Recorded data

▬▬▬▬▬▬▬▬▬▬

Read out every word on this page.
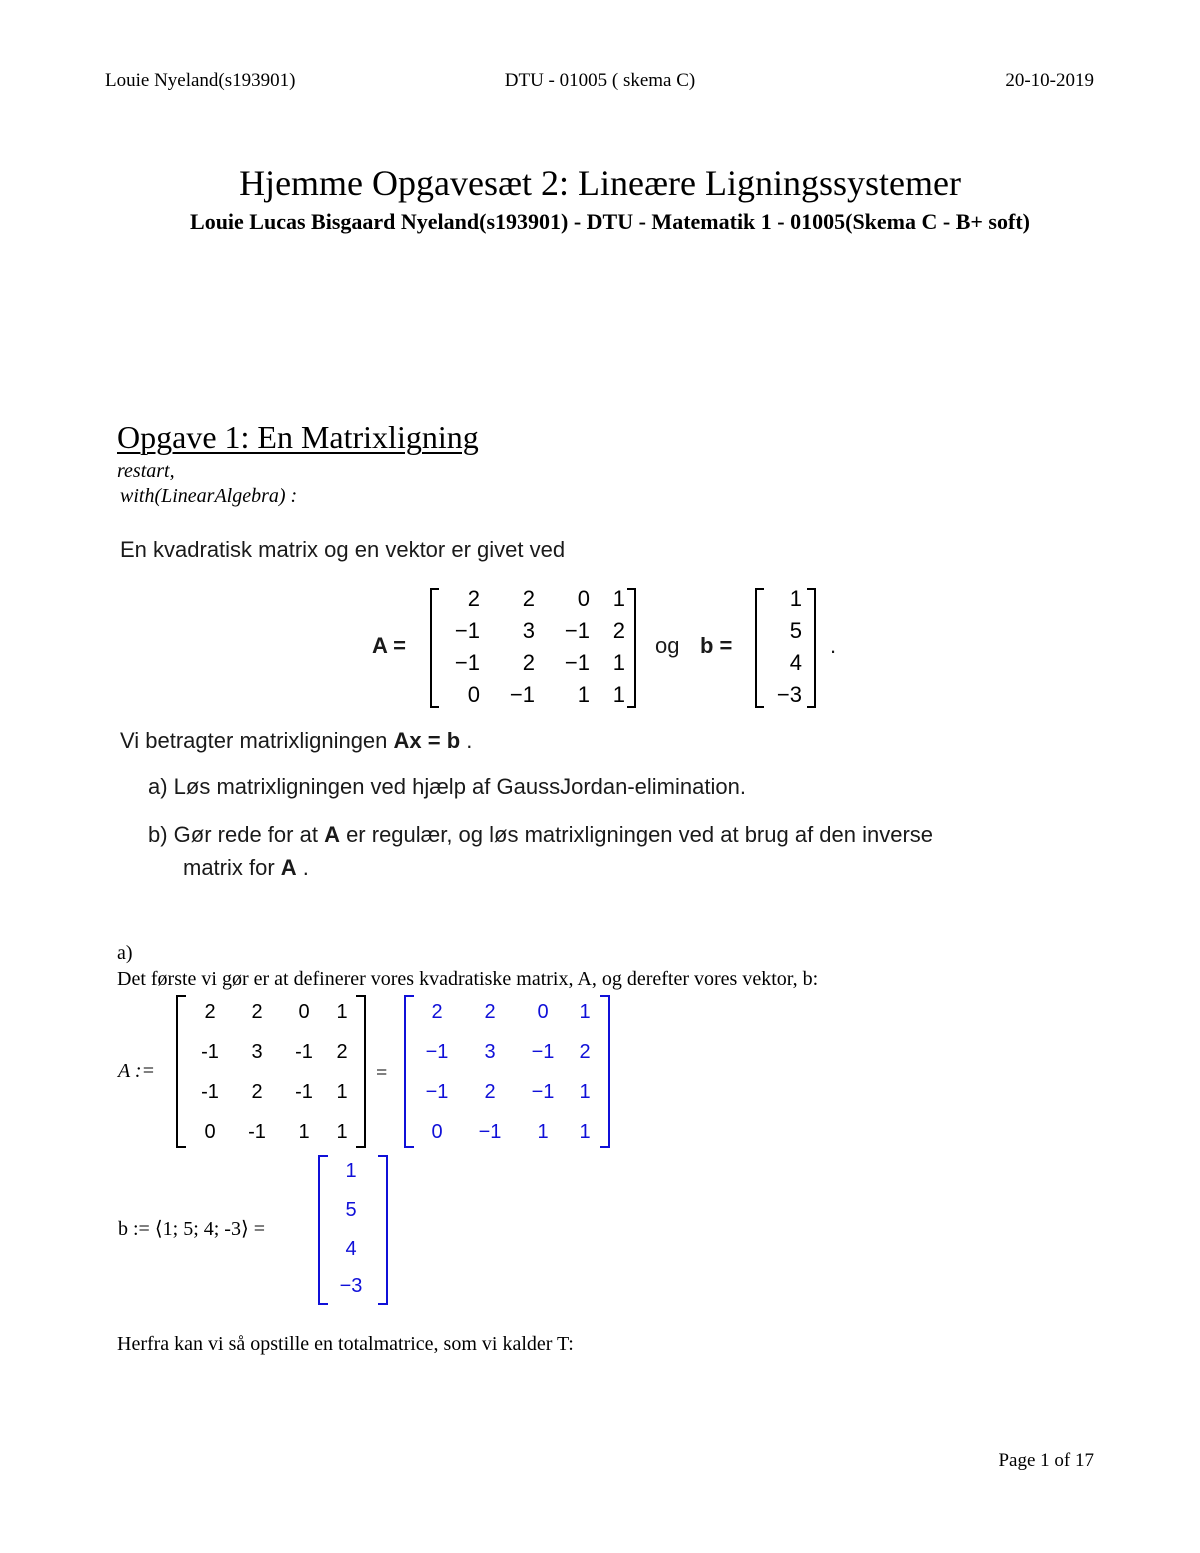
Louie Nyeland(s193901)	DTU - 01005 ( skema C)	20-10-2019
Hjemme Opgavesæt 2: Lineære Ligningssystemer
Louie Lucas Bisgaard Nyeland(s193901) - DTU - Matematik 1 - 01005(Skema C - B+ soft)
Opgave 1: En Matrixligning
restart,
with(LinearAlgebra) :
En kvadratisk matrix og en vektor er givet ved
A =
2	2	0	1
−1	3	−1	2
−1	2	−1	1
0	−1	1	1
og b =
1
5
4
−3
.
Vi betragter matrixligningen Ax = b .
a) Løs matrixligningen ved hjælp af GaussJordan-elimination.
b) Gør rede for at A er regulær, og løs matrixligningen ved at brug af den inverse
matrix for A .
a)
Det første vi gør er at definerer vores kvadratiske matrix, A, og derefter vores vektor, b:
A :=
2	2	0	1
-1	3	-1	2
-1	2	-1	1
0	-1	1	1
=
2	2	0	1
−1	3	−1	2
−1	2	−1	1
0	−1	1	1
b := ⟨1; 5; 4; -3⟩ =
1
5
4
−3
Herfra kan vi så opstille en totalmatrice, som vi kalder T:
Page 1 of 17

▬▬▬▬▬▬▬▬▬▬

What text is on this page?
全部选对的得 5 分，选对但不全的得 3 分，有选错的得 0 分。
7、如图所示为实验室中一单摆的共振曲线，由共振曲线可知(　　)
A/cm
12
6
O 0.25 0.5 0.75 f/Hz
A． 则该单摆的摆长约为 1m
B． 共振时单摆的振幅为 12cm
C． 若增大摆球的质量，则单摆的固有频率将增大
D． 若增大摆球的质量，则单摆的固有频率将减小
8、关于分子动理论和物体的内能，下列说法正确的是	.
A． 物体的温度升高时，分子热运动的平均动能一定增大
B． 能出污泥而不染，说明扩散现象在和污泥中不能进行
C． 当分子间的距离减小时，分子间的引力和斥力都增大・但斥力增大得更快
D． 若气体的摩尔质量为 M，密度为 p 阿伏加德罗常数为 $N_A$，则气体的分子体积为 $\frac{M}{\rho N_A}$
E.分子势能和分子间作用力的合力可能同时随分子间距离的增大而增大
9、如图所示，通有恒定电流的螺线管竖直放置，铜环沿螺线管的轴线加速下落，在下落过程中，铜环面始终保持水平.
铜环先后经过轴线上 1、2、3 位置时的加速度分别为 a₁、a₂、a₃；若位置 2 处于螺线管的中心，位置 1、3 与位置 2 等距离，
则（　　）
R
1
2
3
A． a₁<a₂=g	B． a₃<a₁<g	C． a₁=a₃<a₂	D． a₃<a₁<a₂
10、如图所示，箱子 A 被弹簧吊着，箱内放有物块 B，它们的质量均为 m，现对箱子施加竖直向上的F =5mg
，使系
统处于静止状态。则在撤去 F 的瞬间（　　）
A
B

▬▬▬▬▬▬▬▬▬▬

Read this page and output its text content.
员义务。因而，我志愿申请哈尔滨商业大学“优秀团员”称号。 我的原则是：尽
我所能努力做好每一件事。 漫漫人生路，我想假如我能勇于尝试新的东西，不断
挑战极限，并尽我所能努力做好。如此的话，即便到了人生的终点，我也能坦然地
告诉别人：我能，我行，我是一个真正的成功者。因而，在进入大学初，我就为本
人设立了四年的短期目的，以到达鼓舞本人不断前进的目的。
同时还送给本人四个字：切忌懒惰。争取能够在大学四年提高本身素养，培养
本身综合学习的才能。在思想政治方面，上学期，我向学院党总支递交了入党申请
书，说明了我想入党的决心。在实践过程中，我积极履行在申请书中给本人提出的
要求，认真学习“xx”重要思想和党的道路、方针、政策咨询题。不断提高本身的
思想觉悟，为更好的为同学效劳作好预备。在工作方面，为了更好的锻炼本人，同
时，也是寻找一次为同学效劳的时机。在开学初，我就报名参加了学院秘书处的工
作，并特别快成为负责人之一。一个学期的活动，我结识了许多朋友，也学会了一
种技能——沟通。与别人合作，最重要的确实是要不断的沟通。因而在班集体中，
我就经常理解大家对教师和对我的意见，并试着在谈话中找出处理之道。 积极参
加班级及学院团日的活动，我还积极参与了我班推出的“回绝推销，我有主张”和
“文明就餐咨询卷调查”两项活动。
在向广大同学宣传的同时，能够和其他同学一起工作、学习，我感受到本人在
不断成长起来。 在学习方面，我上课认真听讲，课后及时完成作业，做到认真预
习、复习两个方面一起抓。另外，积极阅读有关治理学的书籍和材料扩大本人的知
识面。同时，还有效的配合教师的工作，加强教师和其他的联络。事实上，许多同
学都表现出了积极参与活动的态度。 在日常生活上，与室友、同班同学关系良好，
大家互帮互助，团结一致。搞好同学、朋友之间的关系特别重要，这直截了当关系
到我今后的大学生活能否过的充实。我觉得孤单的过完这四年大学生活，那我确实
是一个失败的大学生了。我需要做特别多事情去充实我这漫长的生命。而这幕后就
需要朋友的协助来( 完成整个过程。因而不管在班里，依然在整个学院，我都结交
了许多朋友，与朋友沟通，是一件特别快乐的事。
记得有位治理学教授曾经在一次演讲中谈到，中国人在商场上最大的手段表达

▬▬▬▬▬▬▬▬▬▬

List all lines in the material containing the string "vektor".

◆ Solution
En kvadratisk matrix og en vektor er givet ved
Det første vi gør er at definerer vores kvadratiske matrix, A, og derefter vores vektor, b:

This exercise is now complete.